■ Objective ■
Repeat the records exactly. Every line must match.

■ Records that describe figures ■

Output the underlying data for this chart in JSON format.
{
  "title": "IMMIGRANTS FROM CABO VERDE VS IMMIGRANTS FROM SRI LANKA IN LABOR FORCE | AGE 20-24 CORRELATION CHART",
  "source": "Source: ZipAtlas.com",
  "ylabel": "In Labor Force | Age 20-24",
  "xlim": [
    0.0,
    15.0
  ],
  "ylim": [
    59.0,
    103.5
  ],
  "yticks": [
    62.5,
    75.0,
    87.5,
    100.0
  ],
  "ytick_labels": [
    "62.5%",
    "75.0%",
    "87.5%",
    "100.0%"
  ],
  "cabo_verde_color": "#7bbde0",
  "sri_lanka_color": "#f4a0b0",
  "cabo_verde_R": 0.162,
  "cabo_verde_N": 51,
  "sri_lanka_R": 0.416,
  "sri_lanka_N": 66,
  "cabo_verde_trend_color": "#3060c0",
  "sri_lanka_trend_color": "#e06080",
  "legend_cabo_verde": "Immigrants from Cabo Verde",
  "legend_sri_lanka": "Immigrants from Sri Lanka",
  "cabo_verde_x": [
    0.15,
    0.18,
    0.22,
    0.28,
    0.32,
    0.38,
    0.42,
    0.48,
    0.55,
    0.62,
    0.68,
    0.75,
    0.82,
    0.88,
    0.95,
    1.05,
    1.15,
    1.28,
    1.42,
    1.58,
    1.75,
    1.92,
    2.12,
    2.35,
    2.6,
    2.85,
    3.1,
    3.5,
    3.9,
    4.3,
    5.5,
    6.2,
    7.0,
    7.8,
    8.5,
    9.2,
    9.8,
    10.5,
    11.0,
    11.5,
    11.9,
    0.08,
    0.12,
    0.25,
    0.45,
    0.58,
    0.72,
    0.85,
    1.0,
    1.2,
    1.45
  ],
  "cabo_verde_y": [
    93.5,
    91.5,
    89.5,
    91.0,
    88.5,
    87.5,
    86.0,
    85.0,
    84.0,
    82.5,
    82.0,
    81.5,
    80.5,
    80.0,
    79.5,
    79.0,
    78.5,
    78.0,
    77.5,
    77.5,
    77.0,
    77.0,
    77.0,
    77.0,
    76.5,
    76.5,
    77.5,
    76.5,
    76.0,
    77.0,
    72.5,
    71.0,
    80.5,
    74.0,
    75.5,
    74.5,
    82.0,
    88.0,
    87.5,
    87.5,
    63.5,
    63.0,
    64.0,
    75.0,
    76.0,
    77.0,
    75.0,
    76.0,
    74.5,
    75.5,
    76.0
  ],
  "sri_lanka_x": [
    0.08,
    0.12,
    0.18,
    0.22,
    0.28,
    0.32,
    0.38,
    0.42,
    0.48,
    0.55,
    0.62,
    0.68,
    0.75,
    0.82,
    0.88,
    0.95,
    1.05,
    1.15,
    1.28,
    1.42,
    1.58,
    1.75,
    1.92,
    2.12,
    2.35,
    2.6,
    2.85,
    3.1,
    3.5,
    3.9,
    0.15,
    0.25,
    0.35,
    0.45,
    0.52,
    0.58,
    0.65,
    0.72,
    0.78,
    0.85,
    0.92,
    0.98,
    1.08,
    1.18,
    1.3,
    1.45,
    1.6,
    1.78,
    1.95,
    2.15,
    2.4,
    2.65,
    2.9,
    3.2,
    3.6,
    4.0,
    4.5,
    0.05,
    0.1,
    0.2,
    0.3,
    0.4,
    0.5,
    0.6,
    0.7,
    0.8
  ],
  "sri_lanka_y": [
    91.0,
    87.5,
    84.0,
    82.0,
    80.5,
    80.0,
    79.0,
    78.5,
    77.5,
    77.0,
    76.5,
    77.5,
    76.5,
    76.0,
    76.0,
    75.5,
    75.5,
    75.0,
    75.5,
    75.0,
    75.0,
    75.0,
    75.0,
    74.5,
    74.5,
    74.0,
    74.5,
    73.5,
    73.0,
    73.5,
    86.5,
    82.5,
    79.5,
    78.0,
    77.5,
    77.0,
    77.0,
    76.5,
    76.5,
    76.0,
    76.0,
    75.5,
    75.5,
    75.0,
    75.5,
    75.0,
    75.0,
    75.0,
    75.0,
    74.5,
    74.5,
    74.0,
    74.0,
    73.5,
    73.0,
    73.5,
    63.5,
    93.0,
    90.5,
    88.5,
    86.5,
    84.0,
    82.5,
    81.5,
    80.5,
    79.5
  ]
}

■ Response ■
Output the underlying data for this chart in JSON format.
{
  "title": "IMMIGRANTS FROM CABO VERDE VS IMMIGRANTS FROM SRI LANKA IN LABOR FORCE | AGE 20-24 CORRELATION CHART",
  "source": "Source: ZipAtlas.com",
  "ylabel": "In Labor Force | Age 20-24",
  "xlim": [
    0.0,
    15.0
  ],
  "ylim": [
    59.0,
    103.5
  ],
  "yticks": [
    62.5,
    75.0,
    87.5,
    100.0
  ],
  "ytick_labels": [
    "62.5%",
    "75.0%",
    "87.5%",
    "100.0%"
  ],
  "cabo_verde_color": "#7bbde0",
  "sri_lanka_color": "#f4a0b0",
  "cabo_verde_R": 0.162,
  "cabo_verde_N": 51,
  "sri_lanka_R": 0.416,
  "sri_lanka_N": 66,
  "cabo_verde_trend_color": "#3060c0",
  "sri_lanka_trend_color": "#e06080",
  "legend_cabo_verde": "Immigrants from Cabo Verde",
  "legend_sri_lanka": "Immigrants from Sri Lanka",
  "cabo_verde_x": [
    0.15,
    0.18,
    0.22,
    0.28,
    0.32,
    0.38,
    0.42,
    0.48,
    0.55,
    0.62,
    0.68,
    0.75,
    0.82,
    0.88,
    0.95,
    1.05,
    1.15,
    1.28,
    1.42,
    1.58,
    1.75,
    1.92,
    2.12,
    2.35,
    2.6,
    2.85,
    3.1,
    3.5,
    3.9,
    4.3,
    5.5,
    6.2,
    7.0,
    7.8,
    8.5,
    9.2,
    9.8,
    10.5,
    11.0,
    11.5,
    11.9,
    0.08,
    0.12,
    0.25,
    0.45,
    0.58,
    0.72,
    0.85,
    1.0,
    1.2,
    1.45
  ],
  "cabo_verde_y": [
    93.5,
    91.5,
    89.5,
    91.0,
    88.5,
    87.5,
    86.0,
    85.0,
    84.0,
    82.5,
    82.0,
    81.5,
    80.5,
    80.0,
    79.5,
    79.0,
    78.5,
    78.0,
    77.5,
    77.5,
    77.0,
    77.0,
    77.0,
    77.0,
    76.5,
    76.5,
    77.5,
    76.5,
    76.0,
    77.0,
    72.5,
    71.0,
    80.5,
    74.0,
    75.5,
    74.5,
    82.0,
    88.0,
    87.5,
    87.5,
    63.5,
    63.0,
    64.0,
    75.0,
    76.0,
    77.0,
    75.0,
    76.0,
    74.5,
    75.5,
    76.0
  ],
  "sri_lanka_x": [
    0.08,
    0.12,
    0.18,
    0.22,
    0.28,
    0.32,
    0.38,
    0.42,
    0.48,
    0.55,
    0.62,
    0.68,
    0.75,
    0.82,
    0.88,
    0.95,
    1.05,
    1.15,
    1.28,
    1.42,
    1.58,
    1.75,
    1.92,
    2.12,
    2.35,
    2.6,
    2.85,
    3.1,
    3.5,
    3.9,
    0.15,
    0.25,
    0.35,
    0.45,
    0.52,
    0.58,
    0.65,
    0.72,
    0.78,
    0.85,
    0.92,
    0.98,
    1.08,
    1.18,
    1.3,
    1.45,
    1.6,
    1.78,
    1.95,
    2.15,
    2.4,
    2.65,
    2.9,
    3.2,
    3.6,
    4.0,
    4.5,
    0.05,
    0.1,
    0.2,
    0.3,
    0.4,
    0.5,
    0.6,
    0.7,
    0.8
  ],
  "sri_lanka_y": [
    91.0,
    87.5,
    84.0,
    82.0,
    80.5,
    80.0,
    79.0,
    78.5,
    77.5,
    77.0,
    76.5,
    77.5,
    76.5,
    76.0,
    76.0,
    75.5,
    75.5,
    75.0,
    75.5,
    75.0,
    75.0,
    75.0,
    75.0,
    74.5,
    74.5,
    74.0,
    74.5,
    73.5,
    73.0,
    73.5,
    86.5,
    82.5,
    79.5,
    78.0,
    77.5,
    77.0,
    77.0,
    76.5,
    76.5,
    76.0,
    76.0,
    75.5,
    75.5,
    75.0,
    75.5,
    75.0,
    75.0,
    75.0,
    75.0,
    74.5,
    74.5,
    74.0,
    74.0,
    73.5,
    73.0,
    73.5,
    63.5,
    93.0,
    90.5,
    88.5,
    86.5,
    84.0,
    82.5,
    81.5,
    80.5,
    79.5
  ]
}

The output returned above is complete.